── Provided entries

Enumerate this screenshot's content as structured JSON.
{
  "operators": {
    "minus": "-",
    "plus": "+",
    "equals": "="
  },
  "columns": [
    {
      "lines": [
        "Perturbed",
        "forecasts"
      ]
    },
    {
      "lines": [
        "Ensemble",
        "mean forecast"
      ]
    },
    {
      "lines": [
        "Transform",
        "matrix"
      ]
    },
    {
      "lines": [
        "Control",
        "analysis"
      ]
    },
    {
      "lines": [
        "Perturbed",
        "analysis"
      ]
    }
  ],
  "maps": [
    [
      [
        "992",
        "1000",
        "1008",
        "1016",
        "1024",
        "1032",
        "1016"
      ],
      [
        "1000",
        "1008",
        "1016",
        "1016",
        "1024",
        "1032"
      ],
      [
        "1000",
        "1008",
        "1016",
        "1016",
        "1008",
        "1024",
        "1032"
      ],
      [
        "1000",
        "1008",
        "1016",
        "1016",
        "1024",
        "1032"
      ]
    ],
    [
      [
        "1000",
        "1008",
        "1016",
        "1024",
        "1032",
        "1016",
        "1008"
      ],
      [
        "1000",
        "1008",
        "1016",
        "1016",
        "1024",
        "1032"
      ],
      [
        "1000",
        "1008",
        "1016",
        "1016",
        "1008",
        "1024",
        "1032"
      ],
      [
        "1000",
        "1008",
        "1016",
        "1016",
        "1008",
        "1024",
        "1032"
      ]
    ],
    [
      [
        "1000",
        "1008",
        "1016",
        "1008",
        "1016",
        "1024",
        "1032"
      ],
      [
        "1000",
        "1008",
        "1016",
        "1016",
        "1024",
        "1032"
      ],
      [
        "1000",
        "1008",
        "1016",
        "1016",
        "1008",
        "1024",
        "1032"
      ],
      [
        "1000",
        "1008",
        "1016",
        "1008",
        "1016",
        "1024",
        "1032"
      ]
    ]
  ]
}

────

### Your objective:
Copy out each line exactly.

### Solution for this problem:
Enumerate this screenshot's content as structured JSON.
{
  "operators": {
    "minus": "-",
    "plus": "+",
    "equals": "="
  },
  "columns": [
    {
      "lines": [
        "Perturbed",
        "forecasts"
      ]
    },
    {
      "lines": [
        "Ensemble",
        "mean forecast"
      ]
    },
    {
      "lines": [
        "Transform",
        "matrix"
      ]
    },
    {
      "lines": [
        "Control",
        "analysis"
      ]
    },
    {
      "lines": [
        "Perturbed",
        "analysis"
      ]
    }
  ],
  "maps": [
    [
      [
        "992",
        "1000",
        "1008",
        "1016",
        "1024",
        "1032",
        "1016"
      ],
      [
        "1000",
        "1008",
        "1016",
        "1016",
        "1024",
        "1032"
      ],
      [
        "1000",
        "1008",
        "1016",
        "1016",
        "1008",
        "1024",
        "1032"
      ],
      [
        "1000",
        "1008",
        "1016",
        "1016",
        "1024",
        "1032"
      ]
    ],
    [
      [
        "1000",
        "1008",
        "1016",
        "1024",
        "1032",
        "1016",
        "1008"
      ],
      [
        "1000",
        "1008",
        "1016",
        "1016",
        "1024",
        "1032"
      ],
      [
        "1000",
        "1008",
        "1016",
        "1016",
        "1008",
        "1024",
        "1032"
      ],
      [
        "1000",
        "1008",
        "1016",
        "1016",
        "1008",
        "1024",
        "1032"
      ]
    ],
    [
      [
        "1000",
        "1008",
        "1016",
        "1008",
        "1016",
        "1024",
        "1032"
      ],
      [
        "1000",
        "1008",
        "1016",
        "1016",
        "1024",
        "1032"
      ],
      [
        "1000",
        "1008",
        "1016",
        "1016",
        "1008",
        "1024",
        "1032"
      ],
      [
        "1000",
        "1008",
        "1016",
        "1008",
        "1016",
        "1024",
        "1032"
      ]
    ]
  ]
}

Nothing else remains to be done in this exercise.